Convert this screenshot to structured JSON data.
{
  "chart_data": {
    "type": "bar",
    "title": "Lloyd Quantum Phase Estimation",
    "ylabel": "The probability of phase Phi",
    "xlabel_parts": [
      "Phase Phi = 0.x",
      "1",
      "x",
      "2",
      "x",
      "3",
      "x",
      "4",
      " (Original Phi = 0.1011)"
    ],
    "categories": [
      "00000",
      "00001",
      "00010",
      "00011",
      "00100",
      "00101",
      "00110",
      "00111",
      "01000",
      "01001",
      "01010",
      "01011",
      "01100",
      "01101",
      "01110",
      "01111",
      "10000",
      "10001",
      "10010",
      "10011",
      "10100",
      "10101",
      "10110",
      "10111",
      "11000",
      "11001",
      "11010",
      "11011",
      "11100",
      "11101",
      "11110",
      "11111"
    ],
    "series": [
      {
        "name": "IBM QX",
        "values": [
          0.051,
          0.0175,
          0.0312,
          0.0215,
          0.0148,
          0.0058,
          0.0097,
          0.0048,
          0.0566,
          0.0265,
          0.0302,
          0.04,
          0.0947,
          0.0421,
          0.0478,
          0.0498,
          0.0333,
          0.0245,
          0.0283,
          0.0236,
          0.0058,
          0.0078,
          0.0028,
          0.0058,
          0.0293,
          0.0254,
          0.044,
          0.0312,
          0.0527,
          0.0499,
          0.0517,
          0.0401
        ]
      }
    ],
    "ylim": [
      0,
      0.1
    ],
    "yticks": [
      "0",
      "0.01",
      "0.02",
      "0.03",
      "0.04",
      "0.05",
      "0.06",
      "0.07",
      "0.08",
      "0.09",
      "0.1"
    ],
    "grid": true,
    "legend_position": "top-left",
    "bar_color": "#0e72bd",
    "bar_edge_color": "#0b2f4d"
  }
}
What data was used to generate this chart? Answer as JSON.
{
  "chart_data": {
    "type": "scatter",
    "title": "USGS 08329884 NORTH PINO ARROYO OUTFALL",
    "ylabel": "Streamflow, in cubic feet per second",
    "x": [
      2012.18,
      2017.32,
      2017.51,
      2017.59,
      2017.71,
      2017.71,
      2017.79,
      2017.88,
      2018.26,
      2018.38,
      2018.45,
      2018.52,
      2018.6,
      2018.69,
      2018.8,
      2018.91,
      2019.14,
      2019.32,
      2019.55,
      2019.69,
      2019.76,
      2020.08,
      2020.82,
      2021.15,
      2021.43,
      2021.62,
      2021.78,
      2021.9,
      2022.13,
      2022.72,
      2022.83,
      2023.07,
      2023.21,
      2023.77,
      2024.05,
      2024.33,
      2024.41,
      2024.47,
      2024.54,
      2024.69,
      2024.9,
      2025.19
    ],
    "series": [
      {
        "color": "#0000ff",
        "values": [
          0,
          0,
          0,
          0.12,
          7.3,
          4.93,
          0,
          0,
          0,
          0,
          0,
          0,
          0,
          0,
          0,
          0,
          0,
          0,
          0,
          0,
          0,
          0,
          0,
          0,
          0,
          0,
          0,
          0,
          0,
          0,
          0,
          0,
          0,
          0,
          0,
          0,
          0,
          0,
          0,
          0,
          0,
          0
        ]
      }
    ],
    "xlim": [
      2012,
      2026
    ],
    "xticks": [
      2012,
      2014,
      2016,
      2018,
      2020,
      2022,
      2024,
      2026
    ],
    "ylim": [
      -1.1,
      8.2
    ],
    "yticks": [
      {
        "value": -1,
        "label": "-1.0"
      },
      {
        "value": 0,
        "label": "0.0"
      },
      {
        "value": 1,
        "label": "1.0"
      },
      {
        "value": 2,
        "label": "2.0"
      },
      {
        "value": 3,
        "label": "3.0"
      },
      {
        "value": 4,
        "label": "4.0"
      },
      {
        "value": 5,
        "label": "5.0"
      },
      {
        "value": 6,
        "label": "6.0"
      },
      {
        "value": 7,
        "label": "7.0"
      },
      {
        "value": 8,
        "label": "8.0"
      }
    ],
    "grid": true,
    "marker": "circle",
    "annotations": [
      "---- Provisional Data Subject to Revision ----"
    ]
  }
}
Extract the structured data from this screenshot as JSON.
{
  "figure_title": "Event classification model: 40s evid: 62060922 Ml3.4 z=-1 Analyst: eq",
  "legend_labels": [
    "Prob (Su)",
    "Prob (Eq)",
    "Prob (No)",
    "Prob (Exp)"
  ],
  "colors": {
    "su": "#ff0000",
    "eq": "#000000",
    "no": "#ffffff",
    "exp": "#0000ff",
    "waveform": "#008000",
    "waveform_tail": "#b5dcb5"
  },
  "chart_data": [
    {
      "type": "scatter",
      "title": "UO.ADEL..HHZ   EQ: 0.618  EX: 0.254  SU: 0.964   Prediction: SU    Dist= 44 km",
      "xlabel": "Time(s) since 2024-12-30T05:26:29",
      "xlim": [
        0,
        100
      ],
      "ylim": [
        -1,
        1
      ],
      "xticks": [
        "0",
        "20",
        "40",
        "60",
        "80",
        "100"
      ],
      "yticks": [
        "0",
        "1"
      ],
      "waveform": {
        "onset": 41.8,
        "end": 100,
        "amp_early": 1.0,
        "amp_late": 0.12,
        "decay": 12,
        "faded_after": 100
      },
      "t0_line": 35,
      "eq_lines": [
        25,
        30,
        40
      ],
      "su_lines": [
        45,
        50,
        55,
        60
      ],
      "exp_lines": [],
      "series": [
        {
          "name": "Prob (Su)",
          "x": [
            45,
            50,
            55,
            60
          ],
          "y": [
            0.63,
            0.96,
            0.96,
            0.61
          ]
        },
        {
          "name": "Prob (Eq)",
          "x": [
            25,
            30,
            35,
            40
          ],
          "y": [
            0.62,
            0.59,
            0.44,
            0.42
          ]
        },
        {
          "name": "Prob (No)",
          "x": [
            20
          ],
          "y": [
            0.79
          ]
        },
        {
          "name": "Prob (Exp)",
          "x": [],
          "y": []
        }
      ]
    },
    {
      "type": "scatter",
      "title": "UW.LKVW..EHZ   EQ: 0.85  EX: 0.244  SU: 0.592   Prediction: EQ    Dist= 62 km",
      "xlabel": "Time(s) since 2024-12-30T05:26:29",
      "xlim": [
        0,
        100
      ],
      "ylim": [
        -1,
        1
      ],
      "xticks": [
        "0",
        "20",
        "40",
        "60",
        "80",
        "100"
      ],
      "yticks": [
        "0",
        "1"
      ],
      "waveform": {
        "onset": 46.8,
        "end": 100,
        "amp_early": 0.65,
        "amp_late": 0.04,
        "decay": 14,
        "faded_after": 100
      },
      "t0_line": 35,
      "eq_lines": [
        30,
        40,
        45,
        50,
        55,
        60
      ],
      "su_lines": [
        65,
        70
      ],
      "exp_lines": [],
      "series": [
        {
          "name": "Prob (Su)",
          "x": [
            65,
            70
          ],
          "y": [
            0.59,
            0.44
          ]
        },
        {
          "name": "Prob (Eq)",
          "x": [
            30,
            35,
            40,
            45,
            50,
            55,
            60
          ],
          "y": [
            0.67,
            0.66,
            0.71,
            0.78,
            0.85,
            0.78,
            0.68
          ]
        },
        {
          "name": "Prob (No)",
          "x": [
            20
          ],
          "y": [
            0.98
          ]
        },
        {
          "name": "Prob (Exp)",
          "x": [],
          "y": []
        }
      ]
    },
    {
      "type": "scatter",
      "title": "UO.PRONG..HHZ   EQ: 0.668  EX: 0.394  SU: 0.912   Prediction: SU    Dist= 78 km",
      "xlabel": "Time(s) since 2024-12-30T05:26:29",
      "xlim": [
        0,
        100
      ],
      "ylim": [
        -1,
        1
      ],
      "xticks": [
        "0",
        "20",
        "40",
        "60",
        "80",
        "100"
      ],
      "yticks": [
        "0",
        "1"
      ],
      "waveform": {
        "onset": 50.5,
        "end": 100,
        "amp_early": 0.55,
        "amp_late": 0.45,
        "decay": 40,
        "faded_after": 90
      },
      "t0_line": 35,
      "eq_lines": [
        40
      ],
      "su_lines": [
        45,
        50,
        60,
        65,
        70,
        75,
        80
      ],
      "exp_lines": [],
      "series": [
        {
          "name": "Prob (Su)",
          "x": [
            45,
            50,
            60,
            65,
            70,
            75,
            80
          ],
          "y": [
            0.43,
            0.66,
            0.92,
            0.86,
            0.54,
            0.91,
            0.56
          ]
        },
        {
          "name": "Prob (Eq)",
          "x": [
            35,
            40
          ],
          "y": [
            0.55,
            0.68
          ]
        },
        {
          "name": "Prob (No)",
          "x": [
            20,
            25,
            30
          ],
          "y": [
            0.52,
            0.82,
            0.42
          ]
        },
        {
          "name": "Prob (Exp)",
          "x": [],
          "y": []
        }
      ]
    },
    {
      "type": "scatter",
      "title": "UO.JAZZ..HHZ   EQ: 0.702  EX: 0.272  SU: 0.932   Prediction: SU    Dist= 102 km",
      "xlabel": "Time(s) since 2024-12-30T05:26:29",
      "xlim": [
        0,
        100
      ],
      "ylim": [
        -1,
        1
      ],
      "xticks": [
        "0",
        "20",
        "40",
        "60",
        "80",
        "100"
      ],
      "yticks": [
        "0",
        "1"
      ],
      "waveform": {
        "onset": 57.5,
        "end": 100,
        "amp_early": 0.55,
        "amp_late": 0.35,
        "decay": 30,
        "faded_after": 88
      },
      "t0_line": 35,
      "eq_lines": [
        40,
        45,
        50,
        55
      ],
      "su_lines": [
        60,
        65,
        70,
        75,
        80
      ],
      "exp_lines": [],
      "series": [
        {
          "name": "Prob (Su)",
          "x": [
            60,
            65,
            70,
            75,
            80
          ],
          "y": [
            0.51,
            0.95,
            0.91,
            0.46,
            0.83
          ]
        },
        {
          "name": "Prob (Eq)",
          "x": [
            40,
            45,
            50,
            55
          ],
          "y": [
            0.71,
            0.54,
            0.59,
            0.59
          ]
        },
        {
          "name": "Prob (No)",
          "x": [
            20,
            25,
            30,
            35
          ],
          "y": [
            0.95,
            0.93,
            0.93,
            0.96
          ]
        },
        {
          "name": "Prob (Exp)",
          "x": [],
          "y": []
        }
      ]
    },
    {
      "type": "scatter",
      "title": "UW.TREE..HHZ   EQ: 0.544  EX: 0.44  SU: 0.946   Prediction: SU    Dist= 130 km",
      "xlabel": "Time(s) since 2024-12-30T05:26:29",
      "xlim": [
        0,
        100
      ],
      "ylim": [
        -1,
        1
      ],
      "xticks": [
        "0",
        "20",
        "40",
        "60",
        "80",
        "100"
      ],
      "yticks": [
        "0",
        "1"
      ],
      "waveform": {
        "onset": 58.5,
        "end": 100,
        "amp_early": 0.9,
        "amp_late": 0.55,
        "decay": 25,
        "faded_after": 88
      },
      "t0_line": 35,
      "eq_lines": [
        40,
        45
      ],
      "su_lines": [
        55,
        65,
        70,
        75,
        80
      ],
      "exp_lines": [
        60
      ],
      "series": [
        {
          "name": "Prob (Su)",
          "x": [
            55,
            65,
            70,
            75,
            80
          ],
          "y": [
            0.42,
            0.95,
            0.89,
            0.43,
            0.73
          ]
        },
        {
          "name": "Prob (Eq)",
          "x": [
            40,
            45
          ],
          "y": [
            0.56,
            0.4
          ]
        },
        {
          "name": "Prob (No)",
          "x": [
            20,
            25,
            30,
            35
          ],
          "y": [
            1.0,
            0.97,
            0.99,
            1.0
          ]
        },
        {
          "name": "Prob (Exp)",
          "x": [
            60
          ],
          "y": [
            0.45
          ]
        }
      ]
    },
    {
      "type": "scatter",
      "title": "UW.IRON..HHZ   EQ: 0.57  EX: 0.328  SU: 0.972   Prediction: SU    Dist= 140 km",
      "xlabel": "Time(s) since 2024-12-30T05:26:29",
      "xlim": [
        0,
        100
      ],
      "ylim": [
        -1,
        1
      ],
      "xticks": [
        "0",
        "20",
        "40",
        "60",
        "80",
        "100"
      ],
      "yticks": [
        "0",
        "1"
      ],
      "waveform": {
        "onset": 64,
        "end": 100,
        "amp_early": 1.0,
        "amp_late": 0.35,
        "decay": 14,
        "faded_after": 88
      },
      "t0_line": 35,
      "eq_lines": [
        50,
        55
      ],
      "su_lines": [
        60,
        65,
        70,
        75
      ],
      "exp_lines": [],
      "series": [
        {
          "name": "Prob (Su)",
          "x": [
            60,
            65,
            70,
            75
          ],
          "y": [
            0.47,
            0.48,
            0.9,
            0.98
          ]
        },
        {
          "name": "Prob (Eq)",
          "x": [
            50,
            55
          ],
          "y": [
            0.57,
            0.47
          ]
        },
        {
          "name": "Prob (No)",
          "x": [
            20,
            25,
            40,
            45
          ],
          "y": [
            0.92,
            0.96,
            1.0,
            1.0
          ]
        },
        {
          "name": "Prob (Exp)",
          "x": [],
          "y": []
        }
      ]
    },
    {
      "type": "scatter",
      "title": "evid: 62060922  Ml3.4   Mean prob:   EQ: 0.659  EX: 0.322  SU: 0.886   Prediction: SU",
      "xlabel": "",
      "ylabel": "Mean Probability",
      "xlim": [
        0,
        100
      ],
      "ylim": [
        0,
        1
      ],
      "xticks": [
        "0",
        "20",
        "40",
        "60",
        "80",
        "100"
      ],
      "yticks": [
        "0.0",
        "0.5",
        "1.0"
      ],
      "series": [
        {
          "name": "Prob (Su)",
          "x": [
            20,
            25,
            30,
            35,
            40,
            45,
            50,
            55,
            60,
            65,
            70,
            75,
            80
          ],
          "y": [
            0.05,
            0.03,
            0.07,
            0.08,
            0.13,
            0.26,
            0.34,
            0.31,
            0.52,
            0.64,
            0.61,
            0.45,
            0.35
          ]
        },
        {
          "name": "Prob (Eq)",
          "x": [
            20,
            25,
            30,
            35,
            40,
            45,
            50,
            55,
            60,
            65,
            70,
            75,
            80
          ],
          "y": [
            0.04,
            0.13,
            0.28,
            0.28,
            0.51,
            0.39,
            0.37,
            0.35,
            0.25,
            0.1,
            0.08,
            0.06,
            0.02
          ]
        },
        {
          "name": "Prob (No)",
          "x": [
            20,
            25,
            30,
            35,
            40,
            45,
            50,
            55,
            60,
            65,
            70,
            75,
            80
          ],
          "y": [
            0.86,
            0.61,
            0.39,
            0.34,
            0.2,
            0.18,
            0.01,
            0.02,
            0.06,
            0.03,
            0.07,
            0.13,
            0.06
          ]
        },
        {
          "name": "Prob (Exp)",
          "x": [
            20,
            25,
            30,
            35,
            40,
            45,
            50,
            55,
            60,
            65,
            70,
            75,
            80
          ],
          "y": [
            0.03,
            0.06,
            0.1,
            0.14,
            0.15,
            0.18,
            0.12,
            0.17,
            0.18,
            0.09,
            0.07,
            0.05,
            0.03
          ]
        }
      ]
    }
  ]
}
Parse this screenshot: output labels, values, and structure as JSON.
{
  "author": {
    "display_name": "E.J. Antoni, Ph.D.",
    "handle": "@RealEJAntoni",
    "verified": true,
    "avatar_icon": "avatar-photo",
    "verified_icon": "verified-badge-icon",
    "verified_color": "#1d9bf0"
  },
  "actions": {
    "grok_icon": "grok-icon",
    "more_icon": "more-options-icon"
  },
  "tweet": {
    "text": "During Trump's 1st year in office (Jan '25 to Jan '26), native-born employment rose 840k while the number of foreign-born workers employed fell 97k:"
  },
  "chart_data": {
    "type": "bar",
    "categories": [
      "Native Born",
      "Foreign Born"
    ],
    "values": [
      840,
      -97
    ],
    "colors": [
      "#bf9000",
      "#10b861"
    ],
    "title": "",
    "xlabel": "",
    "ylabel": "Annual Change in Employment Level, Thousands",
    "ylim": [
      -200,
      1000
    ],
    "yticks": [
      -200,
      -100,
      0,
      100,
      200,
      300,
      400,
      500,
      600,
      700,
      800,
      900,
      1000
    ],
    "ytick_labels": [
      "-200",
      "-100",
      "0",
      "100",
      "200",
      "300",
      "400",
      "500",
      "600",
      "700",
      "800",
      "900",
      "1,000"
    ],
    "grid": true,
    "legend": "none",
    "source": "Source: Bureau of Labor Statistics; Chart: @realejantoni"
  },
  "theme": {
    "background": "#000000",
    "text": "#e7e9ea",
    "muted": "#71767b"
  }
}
⁂
* Challenge *
For the string "evid", count the lines of the entries above that include it; answer with the number only.

* Finished answer *
2